Task to complete:
Find how many lines in the material contain "this"; your answer should be that number alone.

Dataset content:
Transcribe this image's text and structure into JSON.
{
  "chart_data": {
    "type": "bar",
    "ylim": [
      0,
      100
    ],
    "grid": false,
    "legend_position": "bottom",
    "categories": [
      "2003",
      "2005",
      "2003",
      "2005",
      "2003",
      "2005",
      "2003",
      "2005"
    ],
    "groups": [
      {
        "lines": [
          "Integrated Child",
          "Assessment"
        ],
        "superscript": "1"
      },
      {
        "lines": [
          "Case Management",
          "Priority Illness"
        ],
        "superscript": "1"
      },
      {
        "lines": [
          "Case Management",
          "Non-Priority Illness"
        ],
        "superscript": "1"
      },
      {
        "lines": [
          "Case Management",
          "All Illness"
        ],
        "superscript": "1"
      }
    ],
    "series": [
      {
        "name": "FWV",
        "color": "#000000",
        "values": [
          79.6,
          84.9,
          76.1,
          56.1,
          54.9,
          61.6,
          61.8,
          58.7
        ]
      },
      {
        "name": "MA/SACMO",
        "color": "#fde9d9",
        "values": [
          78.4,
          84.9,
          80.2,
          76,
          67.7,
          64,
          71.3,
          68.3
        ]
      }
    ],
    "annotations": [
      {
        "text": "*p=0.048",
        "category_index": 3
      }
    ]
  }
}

--

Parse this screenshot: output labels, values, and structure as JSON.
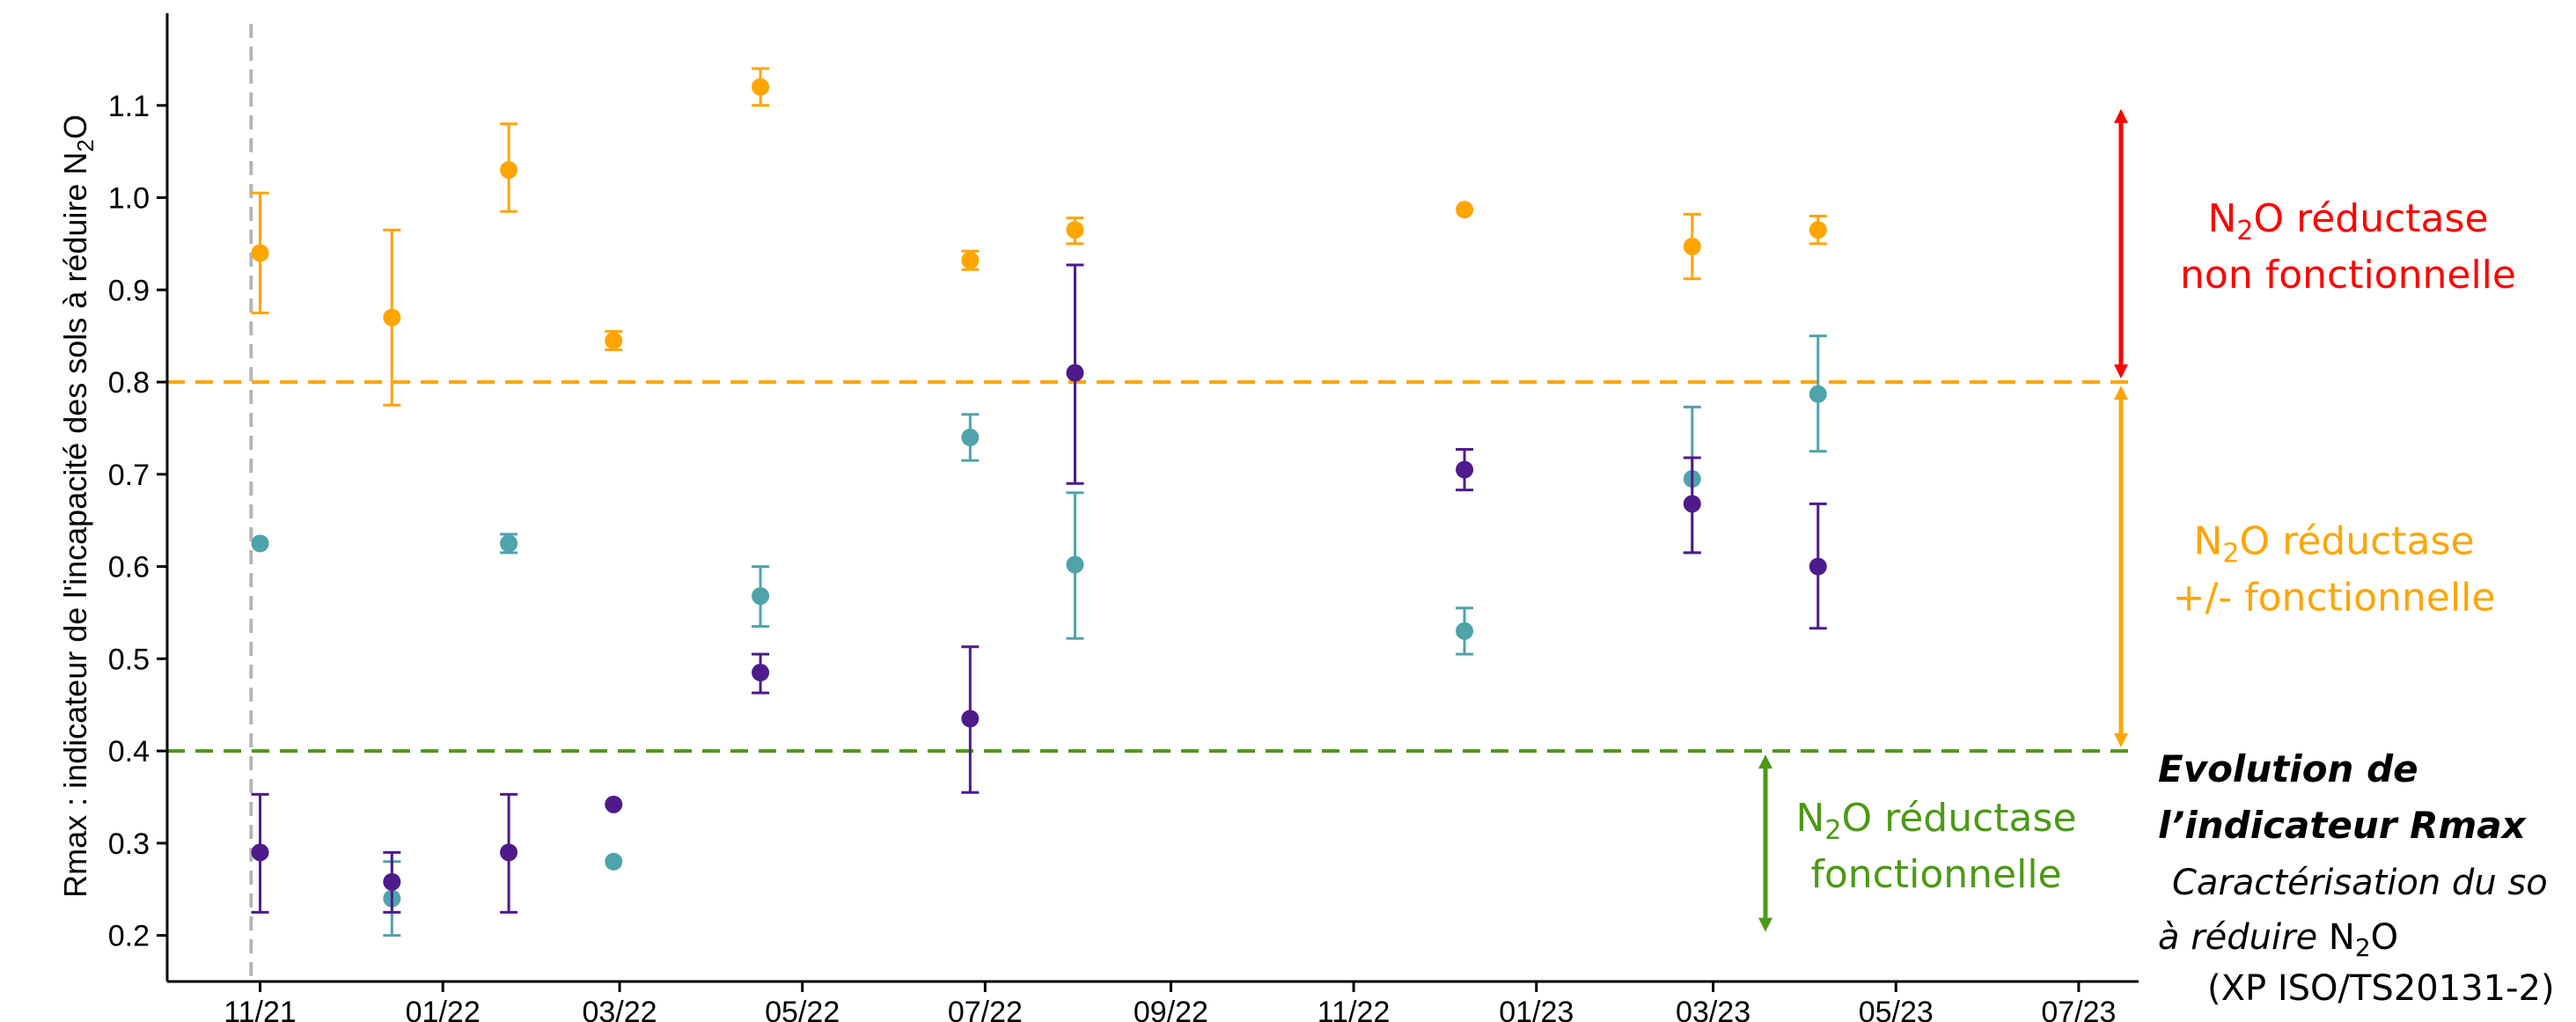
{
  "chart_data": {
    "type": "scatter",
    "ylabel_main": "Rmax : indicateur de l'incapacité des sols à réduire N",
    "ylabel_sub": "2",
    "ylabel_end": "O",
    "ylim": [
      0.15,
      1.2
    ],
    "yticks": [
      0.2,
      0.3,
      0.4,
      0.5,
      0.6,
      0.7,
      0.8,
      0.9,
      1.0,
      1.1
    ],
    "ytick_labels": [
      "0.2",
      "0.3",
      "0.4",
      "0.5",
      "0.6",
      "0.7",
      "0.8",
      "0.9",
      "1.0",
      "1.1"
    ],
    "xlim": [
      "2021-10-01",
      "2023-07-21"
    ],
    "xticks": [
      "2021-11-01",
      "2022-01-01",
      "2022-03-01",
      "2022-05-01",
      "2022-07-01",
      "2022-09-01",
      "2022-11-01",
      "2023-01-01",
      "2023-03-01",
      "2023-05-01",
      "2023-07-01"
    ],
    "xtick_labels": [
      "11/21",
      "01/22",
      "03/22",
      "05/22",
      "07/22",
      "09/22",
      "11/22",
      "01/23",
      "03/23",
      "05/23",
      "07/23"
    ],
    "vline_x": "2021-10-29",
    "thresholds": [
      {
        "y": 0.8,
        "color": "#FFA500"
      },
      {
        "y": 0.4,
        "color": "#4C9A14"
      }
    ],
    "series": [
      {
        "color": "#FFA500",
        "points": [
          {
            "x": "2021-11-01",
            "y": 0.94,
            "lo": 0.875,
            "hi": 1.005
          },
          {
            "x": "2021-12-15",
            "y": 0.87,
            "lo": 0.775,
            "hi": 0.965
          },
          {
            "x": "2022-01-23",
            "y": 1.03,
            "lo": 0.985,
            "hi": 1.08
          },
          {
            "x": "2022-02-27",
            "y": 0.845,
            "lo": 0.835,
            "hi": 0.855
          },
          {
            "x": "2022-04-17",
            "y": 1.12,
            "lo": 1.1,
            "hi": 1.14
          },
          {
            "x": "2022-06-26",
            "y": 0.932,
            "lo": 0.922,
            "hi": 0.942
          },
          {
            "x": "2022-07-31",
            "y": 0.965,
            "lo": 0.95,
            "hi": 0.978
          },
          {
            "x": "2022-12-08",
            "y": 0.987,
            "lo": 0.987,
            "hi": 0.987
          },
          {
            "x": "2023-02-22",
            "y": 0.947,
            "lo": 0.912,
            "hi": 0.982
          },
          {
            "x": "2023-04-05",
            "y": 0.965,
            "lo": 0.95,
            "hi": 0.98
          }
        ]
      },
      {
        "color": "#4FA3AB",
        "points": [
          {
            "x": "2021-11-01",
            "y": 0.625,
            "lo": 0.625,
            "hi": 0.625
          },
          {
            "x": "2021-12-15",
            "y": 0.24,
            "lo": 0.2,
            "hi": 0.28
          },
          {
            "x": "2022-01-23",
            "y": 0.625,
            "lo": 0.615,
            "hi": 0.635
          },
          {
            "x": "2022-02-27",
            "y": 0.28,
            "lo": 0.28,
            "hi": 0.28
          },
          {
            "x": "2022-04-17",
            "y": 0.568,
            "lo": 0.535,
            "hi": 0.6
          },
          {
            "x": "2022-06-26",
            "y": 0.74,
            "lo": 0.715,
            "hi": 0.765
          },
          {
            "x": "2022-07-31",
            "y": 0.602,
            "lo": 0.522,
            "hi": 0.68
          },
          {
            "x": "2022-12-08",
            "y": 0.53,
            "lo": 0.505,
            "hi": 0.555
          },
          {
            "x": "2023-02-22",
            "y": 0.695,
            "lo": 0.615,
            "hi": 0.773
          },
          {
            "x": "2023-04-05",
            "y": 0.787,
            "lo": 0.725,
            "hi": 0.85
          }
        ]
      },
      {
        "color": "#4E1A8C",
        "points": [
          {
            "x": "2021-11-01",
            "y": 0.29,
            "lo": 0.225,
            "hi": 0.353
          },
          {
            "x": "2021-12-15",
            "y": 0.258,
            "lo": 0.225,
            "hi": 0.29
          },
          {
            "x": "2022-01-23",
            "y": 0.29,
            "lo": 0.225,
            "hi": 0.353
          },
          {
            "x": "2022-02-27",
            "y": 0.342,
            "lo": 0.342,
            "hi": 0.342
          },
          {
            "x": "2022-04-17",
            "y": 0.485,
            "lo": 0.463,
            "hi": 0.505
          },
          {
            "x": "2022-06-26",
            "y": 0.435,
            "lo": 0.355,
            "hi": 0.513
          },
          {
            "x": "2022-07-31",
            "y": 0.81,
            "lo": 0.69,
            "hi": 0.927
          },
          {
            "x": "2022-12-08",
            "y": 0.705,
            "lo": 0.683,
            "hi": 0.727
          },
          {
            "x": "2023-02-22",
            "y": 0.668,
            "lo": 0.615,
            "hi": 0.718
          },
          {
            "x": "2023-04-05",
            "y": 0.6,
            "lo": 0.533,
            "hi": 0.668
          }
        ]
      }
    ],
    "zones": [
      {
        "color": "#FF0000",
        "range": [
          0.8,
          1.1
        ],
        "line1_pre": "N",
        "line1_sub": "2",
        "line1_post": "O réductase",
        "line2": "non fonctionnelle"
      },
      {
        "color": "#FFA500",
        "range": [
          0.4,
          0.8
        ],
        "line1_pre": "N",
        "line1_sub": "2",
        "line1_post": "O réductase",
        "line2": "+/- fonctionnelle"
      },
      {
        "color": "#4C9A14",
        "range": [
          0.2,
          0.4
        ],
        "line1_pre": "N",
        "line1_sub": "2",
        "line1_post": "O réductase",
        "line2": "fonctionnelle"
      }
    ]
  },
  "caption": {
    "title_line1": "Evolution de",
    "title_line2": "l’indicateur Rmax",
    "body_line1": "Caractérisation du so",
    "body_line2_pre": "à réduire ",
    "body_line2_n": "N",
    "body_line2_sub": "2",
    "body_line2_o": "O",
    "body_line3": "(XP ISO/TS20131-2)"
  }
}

Expected output:
2